- **ACTIVITY LIST**
[a] In the excerpt on Offaly hurling, which two counties playing Liam MacCarthy Cup hurling in 2025 are not at least double Offaly's size?
[b] Write out the passage of the Offaly hurling excerpt between "Secondly, for Offaly" and "are genuinely dual.", inclusive.
===== EXCERPT =====
So you're not comparing like with like.
Secondly, for Offaly to compete at the level we all want the county to compete at, we have to continue to punch well above our weight. We have a much smaller population than every other county that will play Liam MacCarthy Cup hurling in 2025 - and the only two counties that aren't at least double our size are Kilkenny and Clare, where there's absolutely no doubt as to what sport is number one, unlike Offaly, where we are genuinely dual.
That can only happen in the long run if we have a better culture and a deeper affinity to hurling than is the norm. Now I firmly believe we do, but if that is to continue for the next 20 years, we need to seize this rare opportunity to keep providing our young supporters with these magical, incredible occasions where packed houses of Offaly supporters roar on teams to victories that are truly special, taking on the top teams in the country. I'm a 46 year old man and the emotions I felt in Nowlan Park five months ago, or in Carlow for the 2023 Leinster final, or in Portlaoise for the 2022 minor final - they'll stay with me forever. You can't tell me that selling hurling to primary school children in Offaly hasn't got a hell of a lot easier over the last three years, we all know it has. For feck' sake, I was at the Tullamore vs Edenderry semi-final this year and more of the kids that went out on the field at half-time had hurls than footballs, even the ones in red gear. You can't tell me that's unrelated to the journey that we've all been on with the Offaly minors and U-20s for the last three seasons.
The 2005-born hurlers will, if we're lucky, have at least another decade of hurling senior for Offaly, but they need more equally talented and inspired young lads coming up behind them. For that reason, I would hope that whoever is in Michael Duignan's shoes next Spring sits down with LOC and JK and makes it clear that we want the lads to continue their development, but with the possible exception of the Antrim game, the training and match plan for these hurlers should be geared towards making sure they're at their best for the U-20 championship, not for mission-impossible style tasks against Kilkenny and Galway.
===== RECORDED INFORMATION =====
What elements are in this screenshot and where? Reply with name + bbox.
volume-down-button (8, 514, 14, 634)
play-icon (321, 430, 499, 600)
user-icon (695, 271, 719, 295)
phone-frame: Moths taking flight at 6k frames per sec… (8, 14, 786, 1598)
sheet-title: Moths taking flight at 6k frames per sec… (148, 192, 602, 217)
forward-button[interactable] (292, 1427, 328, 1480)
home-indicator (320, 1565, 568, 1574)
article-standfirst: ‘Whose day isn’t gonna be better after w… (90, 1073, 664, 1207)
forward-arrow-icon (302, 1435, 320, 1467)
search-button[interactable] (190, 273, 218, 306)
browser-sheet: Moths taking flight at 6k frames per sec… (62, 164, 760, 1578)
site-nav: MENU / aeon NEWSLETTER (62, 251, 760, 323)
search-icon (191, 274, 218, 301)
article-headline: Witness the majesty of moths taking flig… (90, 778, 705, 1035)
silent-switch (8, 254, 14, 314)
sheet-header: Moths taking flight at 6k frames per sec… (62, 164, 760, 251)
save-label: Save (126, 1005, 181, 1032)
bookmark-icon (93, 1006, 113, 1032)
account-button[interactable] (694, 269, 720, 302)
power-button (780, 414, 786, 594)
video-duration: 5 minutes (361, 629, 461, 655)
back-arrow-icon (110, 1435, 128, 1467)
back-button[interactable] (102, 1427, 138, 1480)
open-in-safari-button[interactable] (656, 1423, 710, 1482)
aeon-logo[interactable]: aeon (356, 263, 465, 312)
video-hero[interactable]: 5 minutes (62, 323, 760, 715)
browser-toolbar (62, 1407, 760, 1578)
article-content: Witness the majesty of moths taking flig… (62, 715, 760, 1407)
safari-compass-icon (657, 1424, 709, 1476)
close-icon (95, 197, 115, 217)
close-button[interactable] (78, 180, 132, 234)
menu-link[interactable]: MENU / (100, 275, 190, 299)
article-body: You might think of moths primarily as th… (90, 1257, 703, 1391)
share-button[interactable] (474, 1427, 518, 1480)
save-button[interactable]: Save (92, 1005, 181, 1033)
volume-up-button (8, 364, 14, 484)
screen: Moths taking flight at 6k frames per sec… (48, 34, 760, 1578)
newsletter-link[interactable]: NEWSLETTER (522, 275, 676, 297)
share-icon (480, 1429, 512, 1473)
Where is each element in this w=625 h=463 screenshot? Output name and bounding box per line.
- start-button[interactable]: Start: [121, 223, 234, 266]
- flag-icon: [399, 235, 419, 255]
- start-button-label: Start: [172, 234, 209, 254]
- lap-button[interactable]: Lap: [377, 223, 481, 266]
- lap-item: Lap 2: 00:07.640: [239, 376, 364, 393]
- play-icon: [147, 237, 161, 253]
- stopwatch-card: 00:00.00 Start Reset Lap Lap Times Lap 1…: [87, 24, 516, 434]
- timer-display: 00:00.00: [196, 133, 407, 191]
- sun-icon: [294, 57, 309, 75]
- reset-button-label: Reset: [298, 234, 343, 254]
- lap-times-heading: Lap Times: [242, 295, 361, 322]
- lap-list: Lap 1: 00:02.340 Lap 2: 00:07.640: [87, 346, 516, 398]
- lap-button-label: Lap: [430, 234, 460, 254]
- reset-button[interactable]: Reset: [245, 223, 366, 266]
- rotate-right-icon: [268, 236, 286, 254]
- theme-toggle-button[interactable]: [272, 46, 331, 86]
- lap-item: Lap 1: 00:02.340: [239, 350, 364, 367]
=====
- **ANSWERS FOR THE TASKS**
[a] Kilkenny and Clare.

[b]
Secondly, for Offaly to compete at the level we all want the county to compete at, we have to continue to punch well above our weight. We have a much smaller population than every other county that will play Liam MacCarthy Cup hurling in 2025 - and the only two counties that aren't at least double our size are Kilkenny and Clare, where there's absolutely no doubt as to what sport is number one, unlike Offaly, where we are genuinely dual.